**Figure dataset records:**
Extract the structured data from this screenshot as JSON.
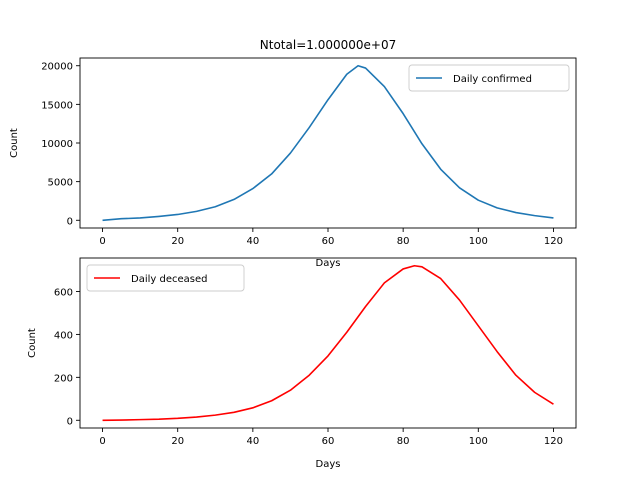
{
  "figure": {
    "title": "Ntotal=1.000000e+07"
  },
  "chart_data": [
    {
      "type": "line",
      "title": "Ntotal=1.000000e+07",
      "xlabel": "Days",
      "ylabel": "Count",
      "xlim": [
        -6,
        126
      ],
      "ylim": [
        -1000,
        21000
      ],
      "xticks": [
        0,
        20,
        40,
        60,
        80,
        100,
        120
      ],
      "yticks": [
        0,
        5000,
        10000,
        15000,
        20000
      ],
      "legend_position": "upper right",
      "grid": false,
      "series": [
        {
          "name": "Daily confirmed",
          "color": "#1f77b4",
          "x": [
            0,
            5,
            10,
            15,
            20,
            25,
            30,
            35,
            40,
            45,
            50,
            55,
            60,
            65,
            68,
            70,
            75,
            80,
            85,
            90,
            95,
            100,
            105,
            110,
            115,
            120
          ],
          "y": [
            0,
            200,
            300,
            500,
            750,
            1150,
            1750,
            2700,
            4100,
            6000,
            8700,
            12000,
            15600,
            18900,
            20000,
            19700,
            17300,
            13800,
            9900,
            6600,
            4200,
            2600,
            1600,
            1000,
            600,
            300
          ]
        }
      ]
    },
    {
      "type": "line",
      "title": "",
      "xlabel": "Days",
      "ylabel": "Count",
      "xlim": [
        -6,
        126
      ],
      "ylim": [
        -36,
        756
      ],
      "xticks": [
        0,
        20,
        40,
        60,
        80,
        100,
        120
      ],
      "yticks": [
        0,
        200,
        400,
        600
      ],
      "legend_position": "upper left",
      "grid": false,
      "series": [
        {
          "name": "Daily deceased",
          "color": "#ff0000",
          "x": [
            0,
            5,
            10,
            15,
            20,
            25,
            30,
            35,
            40,
            45,
            50,
            55,
            60,
            65,
            70,
            75,
            80,
            83,
            85,
            90,
            95,
            100,
            105,
            110,
            115,
            120
          ],
          "y": [
            0,
            1,
            3,
            5,
            9,
            15,
            24,
            37,
            58,
            91,
            140,
            210,
            300,
            410,
            530,
            640,
            705,
            720,
            715,
            660,
            560,
            440,
            320,
            210,
            130,
            75
          ]
        }
      ]
    }
  ]
}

**THE REQUEST:**
Give the entries again word for word, but skip the pictures.

**FULL RESPONSE:**
Extract the structured data from this screenshot as JSON.
{
  "figure": {
    "title": "Ntotal=1.000000e+07"
  },
  "chart_data": [
    {
      "type": "line",
      "title": "Ntotal=1.000000e+07",
      "xlabel": "Days",
      "ylabel": "Count",
      "xlim": [
        -6,
        126
      ],
      "ylim": [
        -1000,
        21000
      ],
      "xticks": [
        0,
        20,
        40,
        60,
        80,
        100,
        120
      ],
      "yticks": [
        0,
        5000,
        10000,
        15000,
        20000
      ],
      "legend_position": "upper right",
      "grid": false,
      "series": [
        {
          "name": "Daily confirmed",
          "color": "#1f77b4",
          "x": [
            0,
            5,
            10,
            15,
            20,
            25,
            30,
            35,
            40,
            45,
            50,
            55,
            60,
            65,
            68,
            70,
            75,
            80,
            85,
            90,
            95,
            100,
            105,
            110,
            115,
            120
          ],
          "y": [
            0,
            200,
            300,
            500,
            750,
            1150,
            1750,
            2700,
            4100,
            6000,
            8700,
            12000,
            15600,
            18900,
            20000,
            19700,
            17300,
            13800,
            9900,
            6600,
            4200,
            2600,
            1600,
            1000,
            600,
            300
          ]
        }
      ]
    },
    {
      "type": "line",
      "title": "",
      "xlabel": "Days",
      "ylabel": "Count",
      "xlim": [
        -6,
        126
      ],
      "ylim": [
        -36,
        756
      ],
      "xticks": [
        0,
        20,
        40,
        60,
        80,
        100,
        120
      ],
      "yticks": [
        0,
        200,
        400,
        600
      ],
      "legend_position": "upper left",
      "grid": false,
      "series": [
        {
          "name": "Daily deceased",
          "color": "#ff0000",
          "x": [
            0,
            5,
            10,
            15,
            20,
            25,
            30,
            35,
            40,
            45,
            50,
            55,
            60,
            65,
            70,
            75,
            80,
            83,
            85,
            90,
            95,
            100,
            105,
            110,
            115,
            120
          ],
          "y": [
            0,
            1,
            3,
            5,
            9,
            15,
            24,
            37,
            58,
            91,
            140,
            210,
            300,
            410,
            530,
            640,
            705,
            720,
            715,
            660,
            560,
            440,
            320,
            210,
            130,
            75
          ]
        }
      ]
    }
  ]
}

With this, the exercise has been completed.